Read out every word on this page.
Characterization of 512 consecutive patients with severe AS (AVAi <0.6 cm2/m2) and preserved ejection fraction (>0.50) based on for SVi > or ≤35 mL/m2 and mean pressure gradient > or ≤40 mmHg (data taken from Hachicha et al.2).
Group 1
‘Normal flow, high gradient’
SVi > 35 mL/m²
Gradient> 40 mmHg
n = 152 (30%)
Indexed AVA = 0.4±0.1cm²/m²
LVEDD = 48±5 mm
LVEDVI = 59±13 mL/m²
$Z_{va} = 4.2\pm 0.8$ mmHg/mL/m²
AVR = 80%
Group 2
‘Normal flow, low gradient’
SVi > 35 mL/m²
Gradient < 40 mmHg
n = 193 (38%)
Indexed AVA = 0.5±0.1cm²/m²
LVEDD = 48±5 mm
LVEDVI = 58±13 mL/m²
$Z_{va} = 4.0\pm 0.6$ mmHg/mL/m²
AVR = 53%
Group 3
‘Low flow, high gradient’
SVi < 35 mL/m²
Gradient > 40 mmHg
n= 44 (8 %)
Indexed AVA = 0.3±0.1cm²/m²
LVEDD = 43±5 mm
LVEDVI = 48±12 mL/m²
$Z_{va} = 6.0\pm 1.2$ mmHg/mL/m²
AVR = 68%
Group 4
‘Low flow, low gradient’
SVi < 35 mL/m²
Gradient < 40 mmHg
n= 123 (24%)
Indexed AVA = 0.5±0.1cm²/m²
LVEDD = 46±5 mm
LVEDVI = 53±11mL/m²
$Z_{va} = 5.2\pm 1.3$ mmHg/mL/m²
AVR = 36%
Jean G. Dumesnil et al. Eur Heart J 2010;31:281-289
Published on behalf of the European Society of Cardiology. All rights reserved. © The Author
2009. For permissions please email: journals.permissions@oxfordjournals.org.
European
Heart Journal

Work item >>
Write out the whole listing exactly.

Task solution >>
Read out every word on this page.
Characterization of 512 consecutive patients with severe AS (AVAi <0.6 cm2/m2) and preserved ejection fraction (>0.50) based on for SVi > or ≤35 mL/m2 and mean pressure gradient > or ≤40 mmHg (data taken from Hachicha et al.2).
Group 1
‘Normal flow, high gradient’
SVi > 35 mL/m²
Gradient> 40 mmHg
n = 152 (30%)
Indexed AVA = 0.4±0.1cm²/m²
LVEDD = 48±5 mm
LVEDVI = 59±13 mL/m²
$Z_{va} = 4.2\pm 0.8$ mmHg/mL/m²
AVR = 80%
Group 2
‘Normal flow, low gradient’
SVi > 35 mL/m²
Gradient < 40 mmHg
n = 193 (38%)
Indexed AVA = 0.5±0.1cm²/m²
LVEDD = 48±5 mm
LVEDVI = 58±13 mL/m²
$Z_{va} = 4.0\pm 0.6$ mmHg/mL/m²
AVR = 53%
Group 3
‘Low flow, high gradient’
SVi < 35 mL/m²
Gradient > 40 mmHg
n= 44 (8 %)
Indexed AVA = 0.3±0.1cm²/m²
LVEDD = 43±5 mm
LVEDVI = 48±12 mL/m²
$Z_{va} = 6.0\pm 1.2$ mmHg/mL/m²
AVR = 68%
Group 4
‘Low flow, low gradient’
SVi < 35 mL/m²
Gradient < 40 mmHg
n= 123 (24%)
Indexed AVA = 0.5±0.1cm²/m²
LVEDD = 46±5 mm
LVEDVI = 53±11mL/m²
$Z_{va} = 5.2\pm 1.3$ mmHg/mL/m²
AVR = 36%
Jean G. Dumesnil et al. Eur Heart J 2010;31:281-289
Published on behalf of the European Society of Cardiology. All rights reserved. © The Author
2009. For permissions please email: journals.permissions@oxfordjournals.org.
European
Heart Journal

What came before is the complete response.